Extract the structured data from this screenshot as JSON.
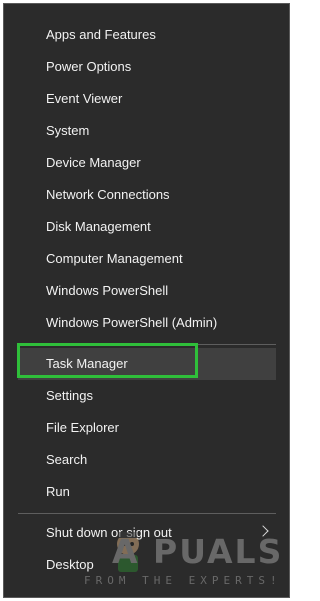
{
  "menu": {
    "items_group1": [
      {
        "label": "Apps and Features"
      },
      {
        "label": "Power Options"
      },
      {
        "label": "Event Viewer"
      },
      {
        "label": "System"
      },
      {
        "label": "Device Manager"
      },
      {
        "label": "Network Connections"
      },
      {
        "label": "Disk Management"
      },
      {
        "label": "Computer Management"
      },
      {
        "label": "Windows PowerShell"
      },
      {
        "label": "Windows PowerShell (Admin)"
      }
    ],
    "items_group2": [
      {
        "label": "Task Manager"
      },
      {
        "label": "Settings"
      },
      {
        "label": "File Explorer"
      },
      {
        "label": "Search"
      },
      {
        "label": "Run"
      }
    ],
    "items_group3": [
      {
        "label": "Shut down or sign out",
        "submenu": true,
        "icon": "chevron-right-icon"
      },
      {
        "label": "Desktop"
      }
    ]
  },
  "colors": {
    "menu_background": "#2b2b2b",
    "hover_background": "#404040",
    "highlight_border": "#2fbf3a",
    "text": "#f2f2f2"
  },
  "watermark": {
    "title": "A  PUALS",
    "subtitle": "FROM THE EXPERTS!",
    "icon": "appuals-mascot-icon"
  }
}
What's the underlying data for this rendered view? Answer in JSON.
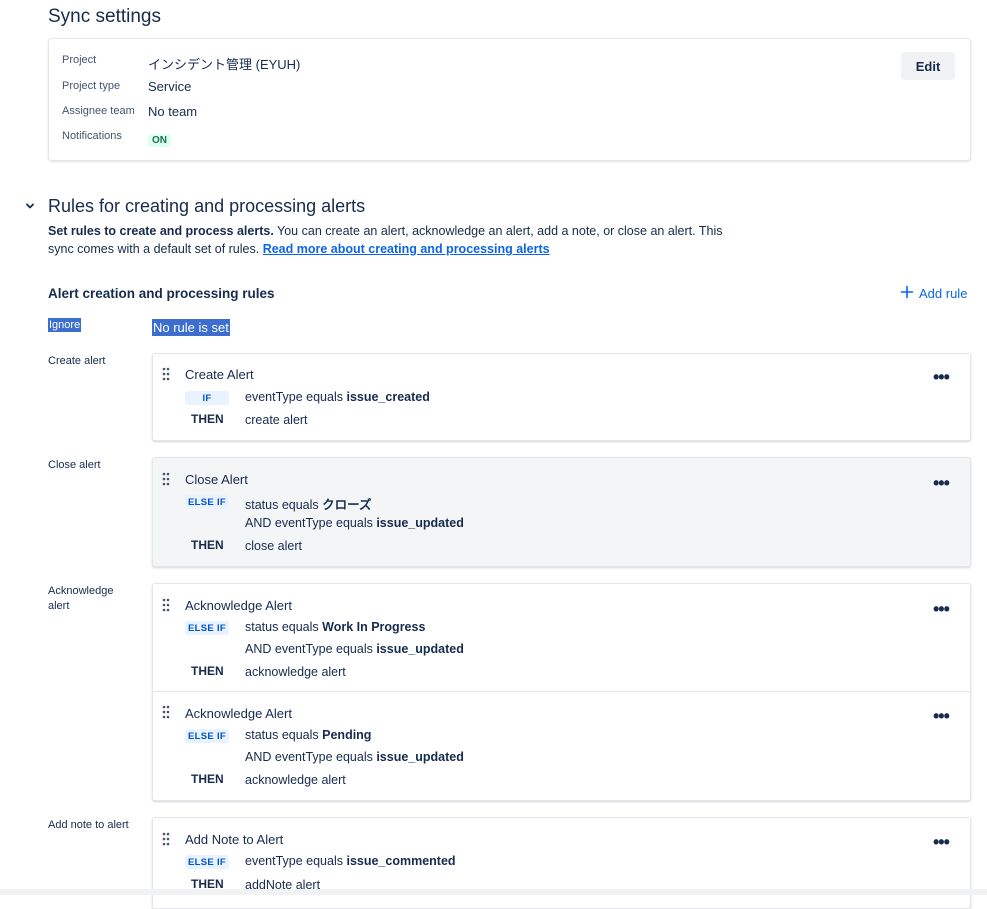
{
  "sync": {
    "title": "Sync settings",
    "fields": [
      {
        "label": "Project",
        "value": "インシデント管理 (EYUH)"
      },
      {
        "label": "Project type",
        "value": "Service"
      },
      {
        "label": "Assignee team",
        "value": "No team"
      },
      {
        "label": "Notifications",
        "value": "ON"
      }
    ],
    "edit_label": "Edit"
  },
  "rules_section": {
    "title": "Rules for creating and processing alerts",
    "desc_bold": "Set rules to create and process alerts.",
    "desc_text": " You can create an alert, acknowledge an alert, add a note, or close an alert. This sync comes with a default set of rules. ",
    "desc_link": "Read more about creating and processing alerts",
    "subheading": "Alert creation and processing rules",
    "add_rule_label": "Add rule",
    "ignore_label": "Ignore",
    "ignore_value": "No rule is set"
  },
  "categories": {
    "create": "Create alert",
    "close": "Close alert",
    "ack": "Acknowledge alert",
    "note": "Add note to alert"
  },
  "rules": [
    {
      "title": "Create Alert",
      "keyword": "IF",
      "conds": [
        {
          "prefix": "eventType equals ",
          "value": "issue_created"
        }
      ],
      "then": "THEN",
      "action": "create alert"
    },
    {
      "title": "Close Alert",
      "keyword": "ELSE IF",
      "conds": [
        {
          "prefix": "status equals ",
          "value": "クローズ"
        },
        {
          "prefix": "AND eventType equals ",
          "value": "issue_updated"
        }
      ],
      "then": "THEN",
      "action": "close alert"
    },
    {
      "title": "Acknowledge Alert",
      "keyword": "ELSE IF",
      "conds": [
        {
          "prefix": "status equals ",
          "value": "Work In Progress"
        },
        {
          "prefix": "AND eventType equals ",
          "value": "issue_updated"
        }
      ],
      "then": "THEN",
      "action": "acknowledge alert"
    },
    {
      "title": "Acknowledge Alert",
      "keyword": "ELSE IF",
      "conds": [
        {
          "prefix": "status equals ",
          "value": "Pending"
        },
        {
          "prefix": "AND eventType equals ",
          "value": "issue_updated"
        }
      ],
      "then": "THEN",
      "action": "acknowledge alert"
    },
    {
      "title": "Add Note to Alert",
      "keyword": "ELSE IF",
      "conds": [
        {
          "prefix": "eventType equals ",
          "value": "issue_commented"
        }
      ],
      "then": "THEN",
      "action": "addNote alert"
    }
  ],
  "icons": {
    "chevron": "chevron-down-icon",
    "add": "plus-icon",
    "drag": "drag-handle-icon",
    "more": "more-icon"
  },
  "colors": {
    "link": "#0c66e4",
    "on_bg": "#dcfff1",
    "on_fg": "#216e4e",
    "lozenge_bg": "#e9f2ff",
    "lozenge_fg": "#0055cc",
    "selection": "#3b6ecf"
  }
}
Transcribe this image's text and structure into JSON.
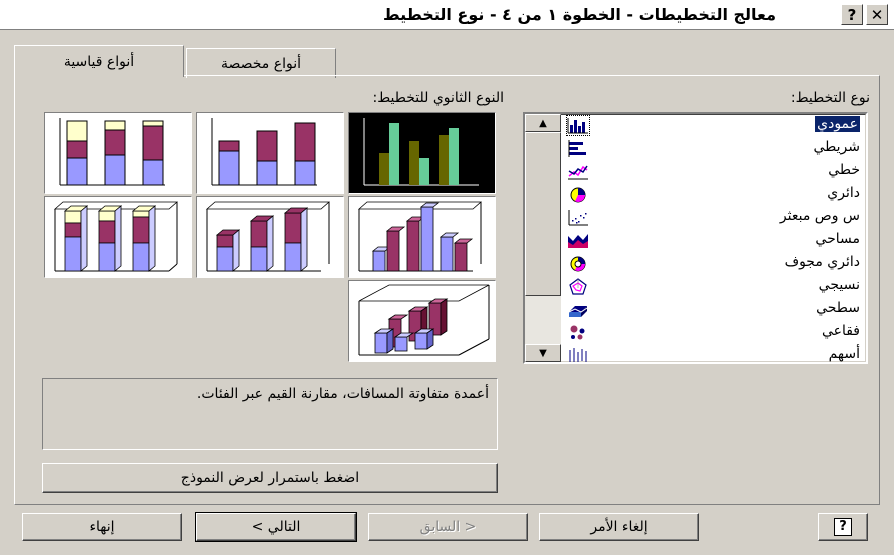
{
  "window": {
    "title": "معالج التخطيطات - الخطوة ١ من ٤ - نوع التخطيط",
    "help_label": "?",
    "close_label": "✕"
  },
  "tabs": [
    {
      "label": "أنواع قياسية",
      "selected": true
    },
    {
      "label": "أنواع مخصصة",
      "selected": false
    }
  ],
  "chart_type_label": "نوع التخطيط:",
  "subtype_label": "النوع الثانوي للتخطيط:",
  "chart_types": [
    {
      "label": "عمودي",
      "icon": "column-chart-icon",
      "selected": true
    },
    {
      "label": "شريطي",
      "icon": "bar-chart-icon"
    },
    {
      "label": "خطي",
      "icon": "line-chart-icon"
    },
    {
      "label": "دائري",
      "icon": "pie-chart-icon"
    },
    {
      "label": "س وص مبعثر",
      "icon": "scatter-chart-icon"
    },
    {
      "label": "مساحي",
      "icon": "area-chart-icon"
    },
    {
      "label": "دائري مجوف",
      "icon": "doughnut-chart-icon"
    },
    {
      "label": "نسيجي",
      "icon": "radar-chart-icon"
    },
    {
      "label": "سطحي",
      "icon": "surface-chart-icon"
    },
    {
      "label": "فقاعي",
      "icon": "bubble-chart-icon"
    },
    {
      "label": "أسهم",
      "icon": "stock-chart-icon"
    }
  ],
  "description": "أعمدة متفاوتة المسافات، مقارنة القيم عبر الفئات.",
  "preview_button": "اضغط باستمرار لعرض النموذج",
  "buttons": {
    "help_icon": "?",
    "cancel": "إلغاء الأمر",
    "back": "< السابق",
    "next": "التالي >",
    "finish": "إنهاء"
  },
  "colors": {
    "selection": "#0a246a",
    "series_1": "#9999ff",
    "series_2": "#993366",
    "series_3": "#ffffcc"
  }
}
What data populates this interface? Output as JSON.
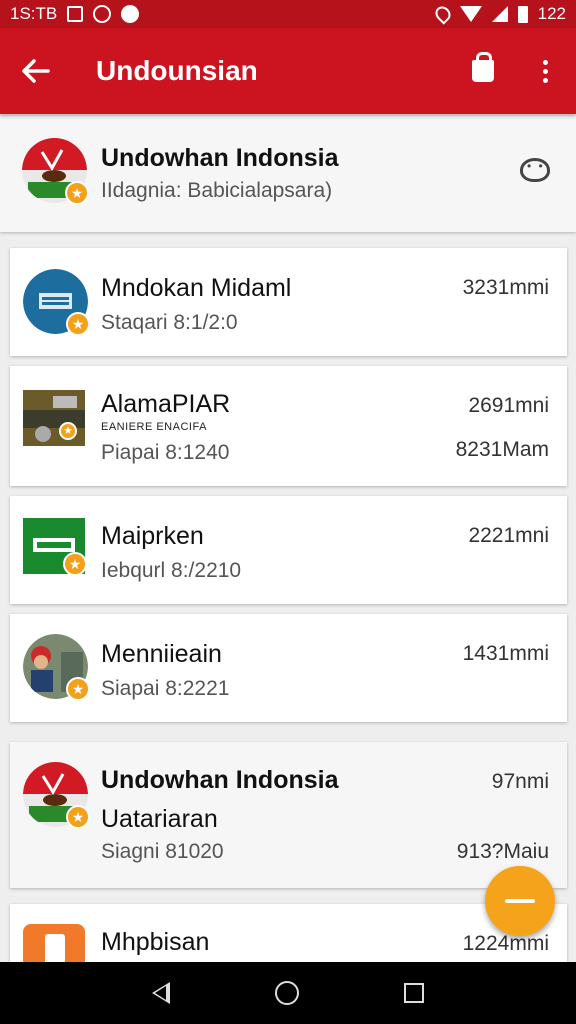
{
  "status_bar": {
    "time": "1S:TB",
    "battery_level": "122",
    "colors": {
      "background": "#b5121b"
    }
  },
  "app_bar": {
    "title": "Undounsian",
    "back_icon": "arrow-left-icon",
    "action_icons": [
      "shopping-bag-icon",
      "more-vert-icon"
    ],
    "color": "#cc1420"
  },
  "header": {
    "name": "Undowhan Indonsia",
    "subtitle": "IIdagnia: Babicialapsara)",
    "action_icon": "chat-icon"
  },
  "items": [
    {
      "name": "Mndokan Midaml",
      "extra": "",
      "subtitle": "Staqari 8:1/2:0",
      "distance": "3231mmi",
      "distance2": "",
      "avatar": "blue-circle"
    },
    {
      "name": "AlamaPIAR",
      "extra": "EANIERE ENACIFA",
      "subtitle": "Piapai 8:1240",
      "distance": "2691mni",
      "distance2": "8231Mam",
      "avatar": "photo-square"
    },
    {
      "name": "Maiprken",
      "extra": "",
      "subtitle": "Iebqurl 8:/2210",
      "distance": "2221mni",
      "distance2": "",
      "avatar": "green-square"
    },
    {
      "name": "Menniieain",
      "extra": "",
      "subtitle": "Siapai 8:2221",
      "distance": "1431mmi",
      "distance2": "",
      "avatar": "person-photo"
    },
    {
      "name": "Undowhan Indonsia",
      "extra": "Uatariaran",
      "subtitle": "Siagni 81020",
      "distance": "97nmi",
      "distance2": "913?Maiu",
      "avatar": "logo"
    },
    {
      "name": "Mhpbisan",
      "extra": "",
      "subtitle": "",
      "distance": "1224mmi",
      "distance2": "",
      "avatar": "orange"
    }
  ],
  "fab_icon": "minus-icon",
  "nav_bar_icons": [
    "nav-back-icon",
    "nav-home-icon",
    "nav-recents-icon"
  ]
}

----------------

**The exercise:**
Without the pictures, output the full listing exactly as it stands.

**Output for this exercise:**
Extract the structured data from this screenshot as JSON.
{
  "menu": {
    "items_group1": [
      {
        "label": "Apps and Features"
      },
      {
        "label": "Power Options"
      },
      {
        "label": "Event Viewer"
      },
      {
        "label": "System"
      },
      {
        "label": "Device Manager"
      },
      {
        "label": "Network Connections"
      },
      {
        "label": "Disk Management"
      },
      {
        "label": "Computer Management"
      },
      {
        "label": "Windows PowerShell"
      },
      {
        "label": "Windows PowerShell (Admin)"
      }
    ],
    "items_group2": [
      {
        "label": "Task Manager"
      },
      {
        "label": "Settings"
      },
      {
        "label": "File Explorer"
      },
      {
        "label": "Search"
      },
      {
        "label": "Run"
      }
    ],
    "items_group3": [
      {
        "label": "Shut down or sign out",
        "submenu": true,
        "icon": "chevron-right-icon"
      },
      {
        "label": "Desktop"
      }
    ]
  },
  "colors": {
    "menu_background": "#2b2b2b",
    "hover_background": "#404040",
    "highlight_border": "#2fbf3a",
    "text": "#f2f2f2"
  },
  "watermark": {
    "title": "A  PUALS",
    "subtitle": "FROM THE EXPERTS!",
    "icon": "appuals-mascot-icon"
  }
}
What's the underlying data for this rendered view? Answer in JSON.
{
  "sync": {
    "title": "Sync settings",
    "fields": [
      {
        "label": "Project",
        "value": "インシデント管理 (EYUH)"
      },
      {
        "label": "Project type",
        "value": "Service"
      },
      {
        "label": "Assignee team",
        "value": "No team"
      },
      {
        "label": "Notifications",
        "value": "ON"
      }
    ],
    "edit_label": "Edit"
  },
  "rules_section": {
    "title": "Rules for creating and processing alerts",
    "desc_bold": "Set rules to create and process alerts.",
    "desc_text": " You can create an alert, acknowledge an alert, add a note, or close an alert. This sync comes with a default set of rules. ",
    "desc_link": "Read more about creating and processing alerts",
    "subheading": "Alert creation and processing rules",
    "add_rule_label": "Add rule",
    "ignore_label": "Ignore",
    "ignore_value": "No rule is set"
  },
  "categories": {
    "create": "Create alert",
    "close": "Close alert",
    "ack": "Acknowledge alert",
    "note": "Add note to alert"
  },
  "rules": [
    {
      "title": "Create Alert",
      "keyword": "IF",
      "conds": [
        {
          "prefix": "eventType equals ",
          "value": "issue_created"
        }
      ],
      "then": "THEN",
      "action": "create alert"
    },
    {
      "title": "Close Alert",
      "keyword": "ELSE IF",
      "conds": [
        {
          "prefix": "status equals ",
          "value": "クローズ"
        },
        {
          "prefix": "AND eventType equals ",
          "value": "issue_updated"
        }
      ],
      "then": "THEN",
      "action": "close alert"
    },
    {
      "title": "Acknowledge Alert",
      "keyword": "ELSE IF",
      "conds": [
        {
          "prefix": "status equals ",
          "value": "Work In Progress"
        },
        {
          "prefix": "AND eventType equals ",
          "value": "issue_updated"
        }
      ],
      "then": "THEN",
      "action": "acknowledge alert"
    },
    {
      "title": "Acknowledge Alert",
      "keyword": "ELSE IF",
      "conds": [
        {
          "prefix": "status equals ",
          "value": "Pending"
        },
        {
          "prefix": "AND eventType equals ",
          "value": "issue_updated"
        }
      ],
      "then": "THEN",
      "action": "acknowledge alert"
    },
    {
      "title": "Add Note to Alert",
      "keyword": "ELSE IF",
      "conds": [
        {
          "prefix": "eventType equals ",
          "value": "issue_commented"
        }
      ],
      "then": "THEN",
      "action": "addNote alert"
    }
  ],
  "icons": {
    "chevron": "chevron-down-icon",
    "add": "plus-icon",
    "drag": "drag-handle-icon",
    "more": "more-icon"
  },
  "colors": {
    "link": "#0c66e4",
    "on_bg": "#dcfff1",
    "on_fg": "#216e4e",
    "lozenge_bg": "#e9f2ff",
    "lozenge_fg": "#0055cc",
    "selection": "#3b6ecf"
  }
}
Transcribe this image's text and structure into JSON.
{
  "window": {
    "title": "معالج التخطيطات - الخطوة ١ من ٤ - نوع التخطيط",
    "help_label": "?",
    "close_label": "✕"
  },
  "tabs": [
    {
      "label": "أنواع قياسية",
      "selected": true
    },
    {
      "label": "أنواع مخصصة",
      "selected": false
    }
  ],
  "chart_type_label": "نوع التخطيط:",
  "subtype_label": "النوع الثانوي للتخطيط:",
  "chart_types": [
    {
      "label": "عمودي",
      "icon": "column-chart-icon",
      "selected": true
    },
    {
      "label": "شريطي",
      "icon": "bar-chart-icon"
    },
    {
      "label": "خطي",
      "icon": "line-chart-icon"
    },
    {
      "label": "دائري",
      "icon": "pie-chart-icon"
    },
    {
      "label": "س وص مبعثر",
      "icon": "scatter-chart-icon"
    },
    {
      "label": "مساحي",
      "icon": "area-chart-icon"
    },
    {
      "label": "دائري مجوف",
      "icon": "doughnut-chart-icon"
    },
    {
      "label": "نسيجي",
      "icon": "radar-chart-icon"
    },
    {
      "label": "سطحي",
      "icon": "surface-chart-icon"
    },
    {
      "label": "فقاعي",
      "icon": "bubble-chart-icon"
    },
    {
      "label": "أسهم",
      "icon": "stock-chart-icon"
    }
  ],
  "description": "أعمدة متفاوتة المسافات، مقارنة القيم عبر الفئات.",
  "preview_button": "اضغط باستمرار لعرض النموذج",
  "buttons": {
    "help_icon": "?",
    "cancel": "إلغاء الأمر",
    "back": "< السابق",
    "next": "التالي >",
    "finish": "إنهاء"
  },
  "colors": {
    "selection": "#0a246a",
    "series_1": "#9999ff",
    "series_2": "#993366",
    "series_3": "#ffffcc"
  }
}
What data populates this interface? Output as JSON.
{
  "status_bar": {
    "time": "1S:TB",
    "battery_level": "122",
    "colors": {
      "background": "#b5121b"
    }
  },
  "app_bar": {
    "title": "Undounsian",
    "back_icon": "arrow-left-icon",
    "action_icons": [
      "shopping-bag-icon",
      "more-vert-icon"
    ],
    "color": "#cc1420"
  },
  "header": {
    "name": "Undowhan Indonsia",
    "subtitle": "IIdagnia: Babicialapsara)",
    "action_icon": "chat-icon"
  },
  "items": [
    {
      "name": "Mndokan Midaml",
      "extra": "",
      "subtitle": "Staqari 8:1/2:0",
      "distance": "3231mmi",
      "distance2": "",
      "avatar": "blue-circle"
    },
    {
      "name": "AlamaPIAR",
      "extra": "EANIERE ENACIFA",
      "subtitle": "Piapai 8:1240",
      "distance": "2691mni",
      "distance2": "8231Mam",
      "avatar": "photo-square"
    },
    {
      "name": "Maiprken",
      "extra": "",
      "subtitle": "Iebqurl 8:/2210",
      "distance": "2221mni",
      "distance2": "",
      "avatar": "green-square"
    },
    {
      "name": "Menniieain",
      "extra": "",
      "subtitle": "Siapai 8:2221",
      "distance": "1431mmi",
      "distance2": "",
      "avatar": "person-photo"
    },
    {
      "name": "Undowhan Indonsia",
      "extra": "Uatariaran",
      "subtitle": "Siagni 81020",
      "distance": "97nmi",
      "distance2": "913?Maiu",
      "avatar": "logo"
    },
    {
      "name": "Mhpbisan",
      "extra": "",
      "subtitle": "",
      "distance": "1224mmi",
      "distance2": "",
      "avatar": "orange"
    }
  ],
  "fab_icon": "minus-icon",
  "nav_bar_icons": [
    "nav-back-icon",
    "nav-home-icon",
    "nav-recents-icon"
  ]
}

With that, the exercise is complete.